## What this task involves
Below are the records; reproduce all of them exactly but without any images.

## START Listed entries

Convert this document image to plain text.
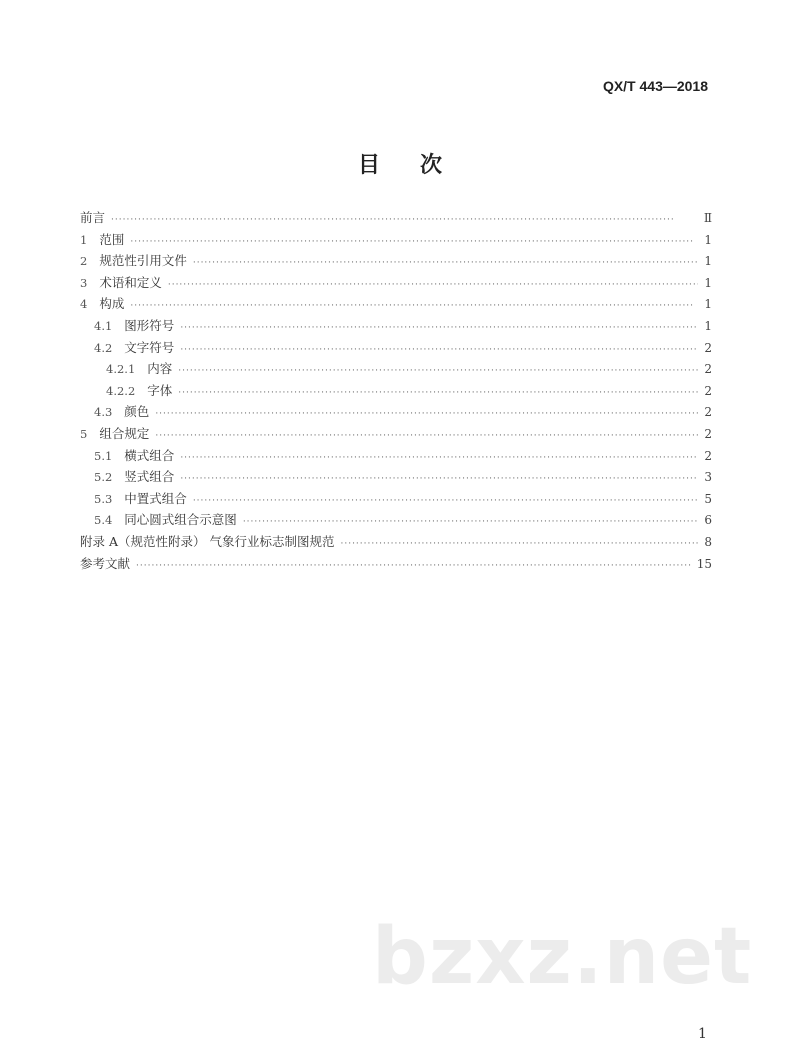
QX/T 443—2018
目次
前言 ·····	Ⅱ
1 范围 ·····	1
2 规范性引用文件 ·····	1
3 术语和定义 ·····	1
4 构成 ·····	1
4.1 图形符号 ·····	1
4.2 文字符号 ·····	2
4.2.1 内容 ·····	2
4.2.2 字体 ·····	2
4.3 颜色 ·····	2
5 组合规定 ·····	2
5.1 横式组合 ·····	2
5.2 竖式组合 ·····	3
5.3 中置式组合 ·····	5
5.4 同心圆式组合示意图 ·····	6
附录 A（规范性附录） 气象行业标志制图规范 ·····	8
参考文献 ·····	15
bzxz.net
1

## END Listed entries

## Solution
Convert this document image to plain text.
QX/T 443—2018
目次
前言 ·····	Ⅱ
1 范围 ·····	1
2 规范性引用文件 ·····	1
3 术语和定义 ·····	1
4 构成 ·····	1
4.1 图形符号 ·····	1
4.2 文字符号 ·····	2
4.2.1 内容 ·····	2
4.2.2 字体 ·····	2
4.3 颜色 ·····	2
5 组合规定 ·····	2
5.1 横式组合 ·····	2
5.2 竖式组合 ·····	3
5.3 中置式组合 ·····	5
5.4 同心圆式组合示意图 ·····	6
附录 A（规范性附录） 气象行业标志制图规范 ·····	8
参考文献 ·····	15
bzxz.net
1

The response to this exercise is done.